THINGS TO DO.
1: Decide whether each statement below agrees with the article on Sri Lanka's Monetary Policy Board: (a) the board's first meeting was held on 4th October; (b) the SDFR is the rate the central bank charges on its overnight lending; (c) the Central Bank of Sri Lanka Act was certified into law on 14 September. Answer yes or no for each and quote the words from the article that decide it.
2: Print the passage of the article on Sri Lanka's Monetary Policy Board starting with "A new fake monetary kingdom emerging" and going on through "underlying national risks.".
3: In the article on Sri Lanka's Monetary Policy Board, what is the new standing lending facility rate (SLFR)?

A new fake monetary kingdom emerging in Sri Lanka - Collapse sooner or later?

 


The brand new Monetary Policy Board (MPB) at its infant meeting held on 4th October decided to cut policy interest rates by 1% to 10%-11% with effect from next day. (See the MPB's press release at the following link)

https://www.cbsl.gov.lk/sites/default/files/cbslweb_documents/press/pr/press_20231005_Monetary_Policy_Review_No_7_2023_e_U53s8.pdf

The objective of this short article is to highlight how a new fake monetary kingdom which does not serve the general public and the economy is due to be built by the MPB's monetary policy and to warn of underlying national risks.

Therefore, it is the public duty of the national leaders to be aware of national risks of this monetary kingdom and to prevent it before being too late. 

What is the role of MPB and policy interest rates?

The MPB is a committee constituted with the sole authority to conduct the monetary policy of the country in terms of the Central Bank of Sri Lanka Act (CBSLA). The Act was certified into law on 14 September with the overwhelming support of the IMF and the government with the hope of recovering the economy of Sri Lanka from the present crisis.

The policy interest rates are the standing deposit facility rate (SDFR) and standing lending facility rate (SLFR) applied for overnight financial dealings of the central bank (CB) with commercial banks and government securities primary dealers.

  • SLFR is the interest rate charged on CB's overnight lending against the collateral of government securities. The new rate is 11%.

  • SDFR is the interest rate paid on overnight deposits accepted by the CB. The new rate is 10%.

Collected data
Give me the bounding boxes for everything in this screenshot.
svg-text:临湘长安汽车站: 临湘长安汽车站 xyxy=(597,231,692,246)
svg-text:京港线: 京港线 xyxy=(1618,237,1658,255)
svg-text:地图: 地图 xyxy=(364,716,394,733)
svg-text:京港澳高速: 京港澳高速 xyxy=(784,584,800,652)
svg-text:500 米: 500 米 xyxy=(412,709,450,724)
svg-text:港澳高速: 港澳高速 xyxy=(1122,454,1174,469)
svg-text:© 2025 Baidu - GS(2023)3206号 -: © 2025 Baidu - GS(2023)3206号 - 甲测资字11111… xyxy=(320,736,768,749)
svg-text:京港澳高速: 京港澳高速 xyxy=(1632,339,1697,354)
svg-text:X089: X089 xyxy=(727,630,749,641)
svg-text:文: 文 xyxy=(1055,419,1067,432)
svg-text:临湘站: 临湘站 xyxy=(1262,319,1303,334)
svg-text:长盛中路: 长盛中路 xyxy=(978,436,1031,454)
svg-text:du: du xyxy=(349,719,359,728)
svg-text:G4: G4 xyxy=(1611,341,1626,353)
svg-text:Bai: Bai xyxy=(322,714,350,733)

THE REPLIES.
1:
(a) Yes: "at its infant meeting held on 4th October"
(b) No: "SDFR is the interest rate paid on overnight deposits accepted by the CB."
(c) Yes: "The Act was certified into law on 14 September"

2:
A new fake monetary kingdom emerging in Sri Lanka - Collapse sooner or later?

 


The brand new Monetary Policy Board (MPB) at its infant meeting held on 4th October decided to cut policy interest rates by 1% to 10%-11% with effect from next day. (See the MPB's press release at the following link)

https://www.cbsl.gov.lk/sites/default/files/cbslweb_documents/press/pr/press_20231005_Monetary_Policy_Review_No_7_2023_e_U53s8.pdf

The objective of this short article is to highlight how a new fake monetary kingdom which does not serve the general public and the economy is due to be built by the MPB's monetary policy and to warn of underlying national risks.

3: 11%